▶ **Directive**
Report the count of lines containing the word "price" in the entries below, and nothing more.

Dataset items
***

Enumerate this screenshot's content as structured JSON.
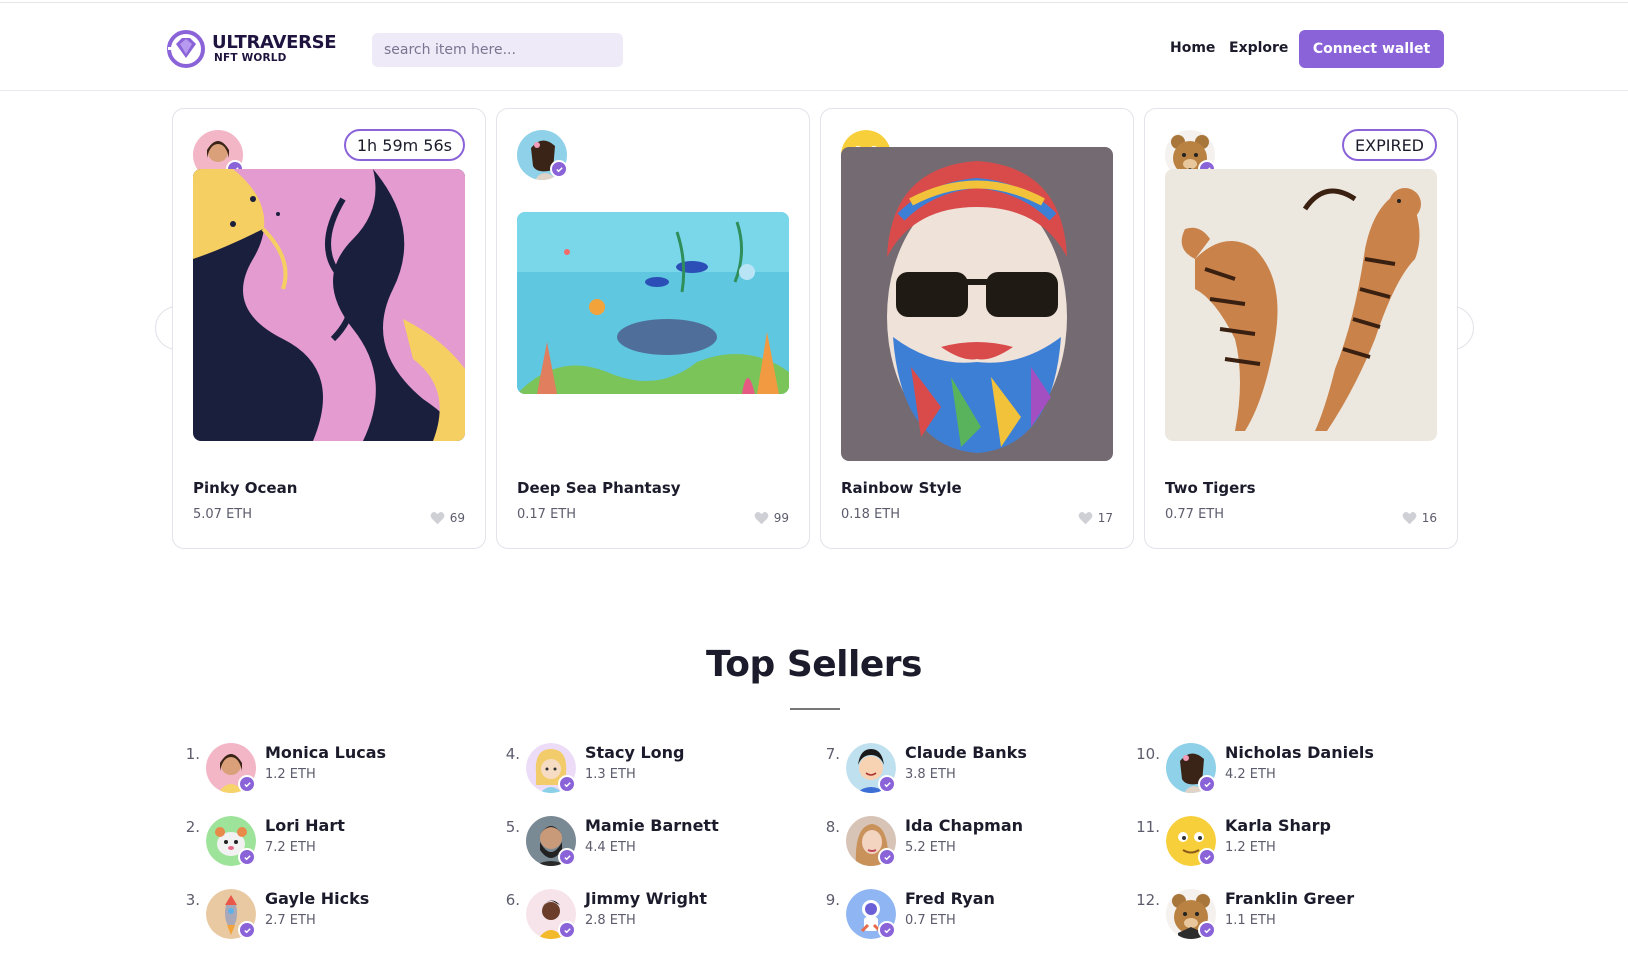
{
  "header": {
    "logo_main": "ULTRAVERSE",
    "logo_sub": "NFT WORLD",
    "search_placeholder": "search item here...",
    "nav": {
      "home": "Home",
      "explore": "Explore"
    },
    "connect_label": "Connect wallet",
    "accent": "#8a63d8"
  },
  "carousel": {
    "cards": [
      {
        "title": "Pinky Ocean",
        "price": "5.07 ETH",
        "likes": "69",
        "timer": "1h 59m 56s",
        "art_icon": "marble-art"
      },
      {
        "title": "Deep Sea Phantasy",
        "price": "0.17 ETH",
        "likes": "99",
        "timer": "",
        "art_icon": "underwater-art"
      },
      {
        "title": "Rainbow Style",
        "price": "0.18 ETH",
        "likes": "17",
        "timer": "",
        "art_icon": "bearded-man-art"
      },
      {
        "title": "Two Tigers",
        "price": "0.77 ETH",
        "likes": "16",
        "timer": "EXPIRED",
        "art_icon": "tigers-art"
      }
    ]
  },
  "top_sellers": {
    "title": "Top Sellers",
    "sellers": [
      {
        "rank": "1.",
        "name": "Monica Lucas",
        "eth": "1.2 ETH"
      },
      {
        "rank": "2.",
        "name": "Lori Hart",
        "eth": "7.2 ETH"
      },
      {
        "rank": "3.",
        "name": "Gayle Hicks",
        "eth": "2.7 ETH"
      },
      {
        "rank": "4.",
        "name": "Stacy Long",
        "eth": "1.3 ETH"
      },
      {
        "rank": "5.",
        "name": "Mamie Barnett",
        "eth": "4.4 ETH"
      },
      {
        "rank": "6.",
        "name": "Jimmy Wright",
        "eth": "2.8 ETH"
      },
      {
        "rank": "7.",
        "name": "Claude Banks",
        "eth": "3.8 ETH"
      },
      {
        "rank": "8.",
        "name": "Ida Chapman",
        "eth": "5.2 ETH"
      },
      {
        "rank": "9.",
        "name": "Fred Ryan",
        "eth": "0.7 ETH"
      },
      {
        "rank": "10.",
        "name": "Nicholas Daniels",
        "eth": "4.2 ETH"
      },
      {
        "rank": "11.",
        "name": "Karla Sharp",
        "eth": "1.2 ETH"
      },
      {
        "rank": "12.",
        "name": "Franklin Greer",
        "eth": "1.1 ETH"
      }
    ]
  }
}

***

▶ **The solution**
4